PROBLEM TO WORK ON :: Restate the whole of the material. Keep every word, and drop the pictures.

DATA ::
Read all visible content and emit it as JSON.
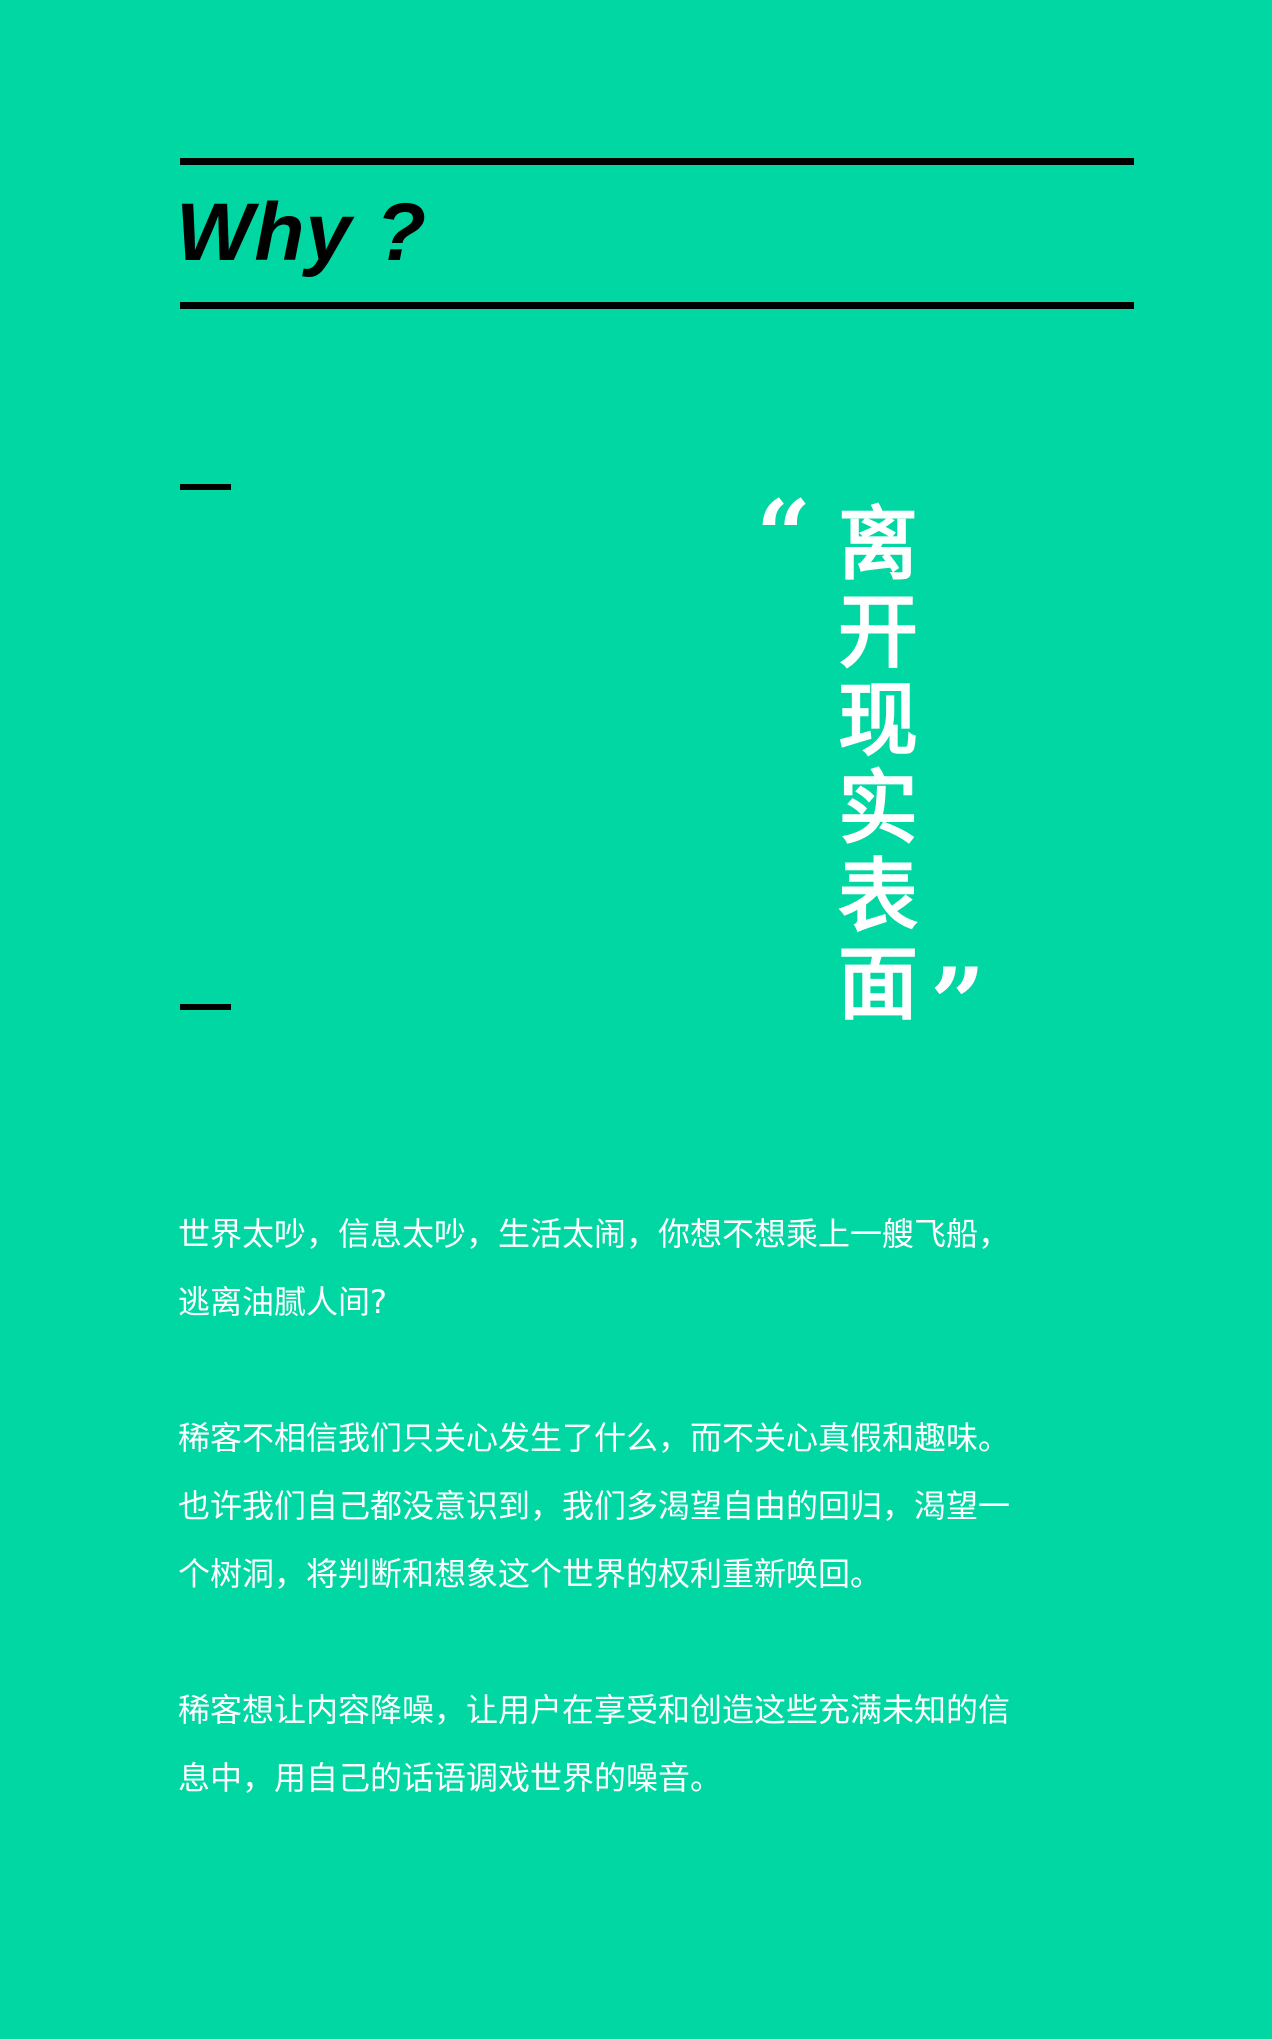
{
  "header": {
    "title": "Why ?"
  },
  "quote": {
    "open_mark": "“",
    "close_mark": "”",
    "characters": [
      "离",
      "开",
      "现",
      "实",
      "表",
      "面"
    ]
  },
  "paragraphs": [
    [
      "世界太吵，信息太吵，生活太闹，你想不想乘上一艘飞船，",
      "逃离油腻人间?"
    ],
    [
      "稀客不相信我们只关心发生了什么，而不关心真假和趣味。",
      "也许我们自己都没意识到，我们多渴望自由的回归，渴望一",
      "个树洞，将判断和想象这个世界的权利重新唤回。"
    ],
    [
      "稀客想让内容降噪，让用户在享受和创造这些充满未知的信",
      "息中，用自己的话语调戏世界的噪音。"
    ]
  ]
}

WORKED ANSWER ::
Read all visible content and emit it as JSON.
{
  "header": {
    "title": "Why ?"
  },
  "quote": {
    "open_mark": "“",
    "close_mark": "”",
    "characters": [
      "离",
      "开",
      "现",
      "实",
      "表",
      "面"
    ]
  },
  "paragraphs": [
    [
      "世界太吵，信息太吵，生活太闹，你想不想乘上一艘飞船，",
      "逃离油腻人间?"
    ],
    [
      "稀客不相信我们只关心发生了什么，而不关心真假和趣味。",
      "也许我们自己都没意识到，我们多渴望自由的回归，渴望一",
      "个树洞，将判断和想象这个世界的权利重新唤回。"
    ],
    [
      "稀客想让内容降噪，让用户在享受和创造这些充满未知的信",
      "息中，用自己的话语调戏世界的噪音。"
    ]
  ]
}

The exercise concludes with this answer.